--- START ---

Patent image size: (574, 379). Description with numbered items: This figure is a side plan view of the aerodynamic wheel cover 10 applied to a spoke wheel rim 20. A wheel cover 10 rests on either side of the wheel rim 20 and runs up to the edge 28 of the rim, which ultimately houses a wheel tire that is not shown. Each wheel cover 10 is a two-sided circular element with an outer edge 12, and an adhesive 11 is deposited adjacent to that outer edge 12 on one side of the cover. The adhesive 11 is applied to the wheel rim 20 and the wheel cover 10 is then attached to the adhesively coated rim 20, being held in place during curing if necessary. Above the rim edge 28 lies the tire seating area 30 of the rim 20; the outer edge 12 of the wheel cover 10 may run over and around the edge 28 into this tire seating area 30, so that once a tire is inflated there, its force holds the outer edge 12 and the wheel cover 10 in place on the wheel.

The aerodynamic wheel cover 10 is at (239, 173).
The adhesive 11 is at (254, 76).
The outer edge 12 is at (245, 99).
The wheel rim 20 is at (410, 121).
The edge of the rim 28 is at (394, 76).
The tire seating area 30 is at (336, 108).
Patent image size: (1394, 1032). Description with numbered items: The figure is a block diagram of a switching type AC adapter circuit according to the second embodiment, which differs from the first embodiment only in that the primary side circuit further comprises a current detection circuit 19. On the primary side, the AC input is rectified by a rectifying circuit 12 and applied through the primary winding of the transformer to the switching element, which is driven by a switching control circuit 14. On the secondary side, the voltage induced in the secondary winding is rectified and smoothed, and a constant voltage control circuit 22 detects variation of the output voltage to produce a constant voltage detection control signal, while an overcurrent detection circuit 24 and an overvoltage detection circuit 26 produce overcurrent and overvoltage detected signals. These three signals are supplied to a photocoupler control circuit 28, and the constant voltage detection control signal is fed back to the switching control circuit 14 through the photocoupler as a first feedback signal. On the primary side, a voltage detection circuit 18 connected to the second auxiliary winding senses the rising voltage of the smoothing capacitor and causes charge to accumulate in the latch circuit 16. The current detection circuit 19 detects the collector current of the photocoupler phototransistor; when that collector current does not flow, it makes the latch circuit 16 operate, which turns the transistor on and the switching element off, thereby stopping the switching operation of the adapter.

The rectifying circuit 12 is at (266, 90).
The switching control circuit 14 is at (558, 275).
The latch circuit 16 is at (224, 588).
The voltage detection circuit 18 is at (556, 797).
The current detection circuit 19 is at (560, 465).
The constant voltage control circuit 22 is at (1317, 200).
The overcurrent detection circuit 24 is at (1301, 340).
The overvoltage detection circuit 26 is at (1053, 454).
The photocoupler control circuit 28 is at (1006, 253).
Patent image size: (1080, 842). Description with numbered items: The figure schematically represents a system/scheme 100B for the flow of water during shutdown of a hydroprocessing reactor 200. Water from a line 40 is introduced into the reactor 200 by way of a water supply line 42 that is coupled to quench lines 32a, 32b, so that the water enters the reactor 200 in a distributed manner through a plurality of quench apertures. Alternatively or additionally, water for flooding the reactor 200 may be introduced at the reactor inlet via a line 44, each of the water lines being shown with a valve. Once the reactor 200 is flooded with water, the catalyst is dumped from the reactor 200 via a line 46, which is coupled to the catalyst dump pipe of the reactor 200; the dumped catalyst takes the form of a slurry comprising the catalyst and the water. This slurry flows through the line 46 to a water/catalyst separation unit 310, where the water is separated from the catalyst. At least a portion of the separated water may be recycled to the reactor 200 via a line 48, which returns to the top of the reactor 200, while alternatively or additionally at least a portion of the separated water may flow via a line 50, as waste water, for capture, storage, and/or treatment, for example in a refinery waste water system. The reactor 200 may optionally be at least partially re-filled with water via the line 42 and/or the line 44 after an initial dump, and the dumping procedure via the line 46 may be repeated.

--- END ---

Aim:
Copy the rows word for word, from the very first line up to and including the line with "The tire seating area 30 is at (336, 108).".

Result of this exercise:
Patent image size: (574, 379). Description with numbered items: This figure is a side plan view of the aerodynamic wheel cover 10 applied to a spoke wheel rim 20. A wheel cover 10 rests on either side of the wheel rim 20 and runs up to the edge 28 of the rim, which ultimately houses a wheel tire that is not shown. Each wheel cover 10 is a two-sided circular element with an outer edge 12, and an adhesive 11 is deposited adjacent to that outer edge 12 on one side of the cover. The adhesive 11 is applied to the wheel rim 20 and the wheel cover 10 is then attached to the adhesively coated rim 20, being held in place during curing if necessary. Above the rim edge 28 lies the tire seating area 30 of the rim 20; the outer edge 12 of the wheel cover 10 may run over and around the edge 28 into this tire seating area 30, so that once a tire is inflated there, its force holds the outer edge 12 and the wheel cover 10 in place on the wheel.

The aerodynamic wheel cover 10 is at (239, 173).
The adhesive 11 is at (254, 76).
The outer edge 12 is at (245, 99).
The wheel rim 20 is at (410, 121).
The edge of the rim 28 is at (394, 76).
The tire seating area 30 is at (336, 108).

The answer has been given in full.